[Dataset rows about figures]

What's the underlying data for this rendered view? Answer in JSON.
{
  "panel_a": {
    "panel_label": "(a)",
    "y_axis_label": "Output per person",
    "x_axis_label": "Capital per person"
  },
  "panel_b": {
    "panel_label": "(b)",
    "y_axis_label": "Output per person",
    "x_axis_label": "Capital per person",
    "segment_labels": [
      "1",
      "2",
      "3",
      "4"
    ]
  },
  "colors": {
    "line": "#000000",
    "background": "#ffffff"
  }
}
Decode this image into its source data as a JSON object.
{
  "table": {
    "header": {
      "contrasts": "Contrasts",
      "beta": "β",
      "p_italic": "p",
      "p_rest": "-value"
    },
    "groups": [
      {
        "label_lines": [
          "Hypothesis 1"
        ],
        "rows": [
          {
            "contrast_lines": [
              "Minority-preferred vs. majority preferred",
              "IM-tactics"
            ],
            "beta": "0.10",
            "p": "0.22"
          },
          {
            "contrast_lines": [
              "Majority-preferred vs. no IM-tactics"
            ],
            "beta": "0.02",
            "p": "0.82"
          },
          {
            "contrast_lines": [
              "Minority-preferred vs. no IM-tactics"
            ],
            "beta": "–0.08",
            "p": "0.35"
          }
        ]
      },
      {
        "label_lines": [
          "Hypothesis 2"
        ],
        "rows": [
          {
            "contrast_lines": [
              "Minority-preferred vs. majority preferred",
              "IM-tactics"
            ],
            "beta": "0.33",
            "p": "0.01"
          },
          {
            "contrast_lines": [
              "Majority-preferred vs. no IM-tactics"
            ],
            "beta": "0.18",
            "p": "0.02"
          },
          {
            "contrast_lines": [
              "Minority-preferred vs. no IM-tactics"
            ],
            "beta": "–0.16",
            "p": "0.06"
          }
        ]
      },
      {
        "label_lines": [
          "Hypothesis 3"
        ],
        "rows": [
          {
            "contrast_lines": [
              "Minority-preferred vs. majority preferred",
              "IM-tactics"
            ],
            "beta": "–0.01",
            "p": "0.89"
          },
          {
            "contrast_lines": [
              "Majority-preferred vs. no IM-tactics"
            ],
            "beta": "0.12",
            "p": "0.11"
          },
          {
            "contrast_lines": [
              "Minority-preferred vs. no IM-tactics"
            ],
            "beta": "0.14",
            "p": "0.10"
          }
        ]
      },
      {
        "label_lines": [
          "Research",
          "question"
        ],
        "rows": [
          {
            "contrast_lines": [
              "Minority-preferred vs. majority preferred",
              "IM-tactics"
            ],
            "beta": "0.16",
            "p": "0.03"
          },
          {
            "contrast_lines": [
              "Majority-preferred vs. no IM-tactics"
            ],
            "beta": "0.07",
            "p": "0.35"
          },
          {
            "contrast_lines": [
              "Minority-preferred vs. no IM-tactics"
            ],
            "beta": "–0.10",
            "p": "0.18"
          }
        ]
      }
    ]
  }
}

■ DO THIS ■
Output the records exactly, including every line.

■ RESPONSE TO THIS EXERCISE ■
What's the underlying data for this rendered view? Answer in JSON.
{
  "panel_a": {
    "panel_label": "(a)",
    "y_axis_label": "Output per person",
    "x_axis_label": "Capital per person"
  },
  "panel_b": {
    "panel_label": "(b)",
    "y_axis_label": "Output per person",
    "x_axis_label": "Capital per person",
    "segment_labels": [
      "1",
      "2",
      "3",
      "4"
    ]
  },
  "colors": {
    "line": "#000000",
    "background": "#ffffff"
  }
}
Decode this image into its source data as a JSON object.
{
  "table": {
    "header": {
      "contrasts": "Contrasts",
      "beta": "β",
      "p_italic": "p",
      "p_rest": "-value"
    },
    "groups": [
      {
        "label_lines": [
          "Hypothesis 1"
        ],
        "rows": [
          {
            "contrast_lines": [
              "Minority-preferred vs. majority preferred",
              "IM-tactics"
            ],
            "beta": "0.10",
            "p": "0.22"
          },
          {
            "contrast_lines": [
              "Majority-preferred vs. no IM-tactics"
            ],
            "beta": "0.02",
            "p": "0.82"
          },
          {
            "contrast_lines": [
              "Minority-preferred vs. no IM-tactics"
            ],
            "beta": "–0.08",
            "p": "0.35"
          }
        ]
      },
      {
        "label_lines": [
          "Hypothesis 2"
        ],
        "rows": [
          {
            "contrast_lines": [
              "Minority-preferred vs. majority preferred",
              "IM-tactics"
            ],
            "beta": "0.33",
            "p": "0.01"
          },
          {
            "contrast_lines": [
              "Majority-preferred vs. no IM-tactics"
            ],
            "beta": "0.18",
            "p": "0.02"
          },
          {
            "contrast_lines": [
              "Minority-preferred vs. no IM-tactics"
            ],
            "beta": "–0.16",
            "p": "0.06"
          }
        ]
      },
      {
        "label_lines": [
          "Hypothesis 3"
        ],
        "rows": [
          {
            "contrast_lines": [
              "Minority-preferred vs. majority preferred",
              "IM-tactics"
            ],
            "beta": "–0.01",
            "p": "0.89"
          },
          {
            "contrast_lines": [
              "Majority-preferred vs. no IM-tactics"
            ],
            "beta": "0.12",
            "p": "0.11"
          },
          {
            "contrast_lines": [
              "Minority-preferred vs. no IM-tactics"
            ],
            "beta": "0.14",
            "p": "0.10"
          }
        ]
      },
      {
        "label_lines": [
          "Research",
          "question"
        ],
        "rows": [
          {
            "contrast_lines": [
              "Minority-preferred vs. majority preferred",
              "IM-tactics"
            ],
            "beta": "0.16",
            "p": "0.03"
          },
          {
            "contrast_lines": [
              "Majority-preferred vs. no IM-tactics"
            ],
            "beta": "0.07",
            "p": "0.35"
          },
          {
            "contrast_lines": [
              "Minority-preferred vs. no IM-tactics"
            ],
            "beta": "–0.10",
            "p": "0.18"
          }
        ]
      }
    ]
  }
}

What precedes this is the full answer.